(Data items)
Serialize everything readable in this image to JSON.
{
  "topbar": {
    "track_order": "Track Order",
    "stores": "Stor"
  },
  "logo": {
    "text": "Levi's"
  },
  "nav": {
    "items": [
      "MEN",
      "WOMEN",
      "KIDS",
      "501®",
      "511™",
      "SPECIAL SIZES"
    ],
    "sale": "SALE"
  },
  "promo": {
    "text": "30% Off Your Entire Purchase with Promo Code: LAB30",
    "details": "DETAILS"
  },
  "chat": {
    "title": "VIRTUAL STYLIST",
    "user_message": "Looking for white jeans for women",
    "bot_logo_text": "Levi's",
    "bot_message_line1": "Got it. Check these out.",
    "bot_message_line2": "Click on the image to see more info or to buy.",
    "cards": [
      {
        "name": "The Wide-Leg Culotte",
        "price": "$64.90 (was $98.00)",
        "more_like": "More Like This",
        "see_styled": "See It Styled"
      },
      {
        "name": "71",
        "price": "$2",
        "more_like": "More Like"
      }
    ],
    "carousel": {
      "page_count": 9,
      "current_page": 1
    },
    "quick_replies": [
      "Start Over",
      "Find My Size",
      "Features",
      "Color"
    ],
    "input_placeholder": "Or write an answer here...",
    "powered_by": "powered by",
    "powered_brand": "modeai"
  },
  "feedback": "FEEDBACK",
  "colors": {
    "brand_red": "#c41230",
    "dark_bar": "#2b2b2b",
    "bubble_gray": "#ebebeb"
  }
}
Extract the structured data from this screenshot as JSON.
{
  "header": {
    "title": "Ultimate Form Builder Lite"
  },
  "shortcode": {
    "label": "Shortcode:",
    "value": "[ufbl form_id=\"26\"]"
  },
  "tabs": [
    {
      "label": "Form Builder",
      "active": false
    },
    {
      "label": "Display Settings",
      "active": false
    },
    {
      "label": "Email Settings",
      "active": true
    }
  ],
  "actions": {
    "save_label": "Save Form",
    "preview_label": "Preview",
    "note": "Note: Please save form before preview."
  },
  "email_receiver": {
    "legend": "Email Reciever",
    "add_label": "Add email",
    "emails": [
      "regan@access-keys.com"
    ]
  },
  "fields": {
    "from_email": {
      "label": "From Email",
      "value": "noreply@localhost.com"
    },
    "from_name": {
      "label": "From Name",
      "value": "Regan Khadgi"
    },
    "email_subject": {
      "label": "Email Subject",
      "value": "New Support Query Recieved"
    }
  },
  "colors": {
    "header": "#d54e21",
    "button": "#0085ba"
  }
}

WHAT IS EXPECTED: Each entry is to be returned in full, character for character.

CORRECT RESPONSE:
Serialize everything readable in this image to JSON.
{
  "topbar": {
    "track_order": "Track Order",
    "stores": "Stor"
  },
  "logo": {
    "text": "Levi's"
  },
  "nav": {
    "items": [
      "MEN",
      "WOMEN",
      "KIDS",
      "501®",
      "511™",
      "SPECIAL SIZES"
    ],
    "sale": "SALE"
  },
  "promo": {
    "text": "30% Off Your Entire Purchase with Promo Code: LAB30",
    "details": "DETAILS"
  },
  "chat": {
    "title": "VIRTUAL STYLIST",
    "user_message": "Looking for white jeans for women",
    "bot_logo_text": "Levi's",
    "bot_message_line1": "Got it. Check these out.",
    "bot_message_line2": "Click on the image to see more info or to buy.",
    "cards": [
      {
        "name": "The Wide-Leg Culotte",
        "price": "$64.90 (was $98.00)",
        "more_like": "More Like This",
        "see_styled": "See It Styled"
      },
      {
        "name": "71",
        "price": "$2",
        "more_like": "More Like"
      }
    ],
    "carousel": {
      "page_count": 9,
      "current_page": 1
    },
    "quick_replies": [
      "Start Over",
      "Find My Size",
      "Features",
      "Color"
    ],
    "input_placeholder": "Or write an answer here...",
    "powered_by": "powered by",
    "powered_brand": "modeai"
  },
  "feedback": "FEEDBACK",
  "colors": {
    "brand_red": "#c41230",
    "dark_bar": "#2b2b2b",
    "bubble_gray": "#ebebeb"
  }
}
Extract the structured data from this screenshot as JSON.
{
  "header": {
    "title": "Ultimate Form Builder Lite"
  },
  "shortcode": {
    "label": "Shortcode:",
    "value": "[ufbl form_id=\"26\"]"
  },
  "tabs": [
    {
      "label": "Form Builder",
      "active": false
    },
    {
      "label": "Display Settings",
      "active": false
    },
    {
      "label": "Email Settings",
      "active": true
    }
  ],
  "actions": {
    "save_label": "Save Form",
    "preview_label": "Preview",
    "note": "Note: Please save form before preview."
  },
  "email_receiver": {
    "legend": "Email Reciever",
    "add_label": "Add email",
    "emails": [
      "regan@access-keys.com"
    ]
  },
  "fields": {
    "from_email": {
      "label": "From Email",
      "value": "noreply@localhost.com"
    },
    "from_name": {
      "label": "From Name",
      "value": "Regan Khadgi"
    },
    "email_subject": {
      "label": "Email Subject",
      "value": "New Support Query Recieved"
    }
  },
  "colors": {
    "header": "#d54e21",
    "button": "#0085ba"
  }
}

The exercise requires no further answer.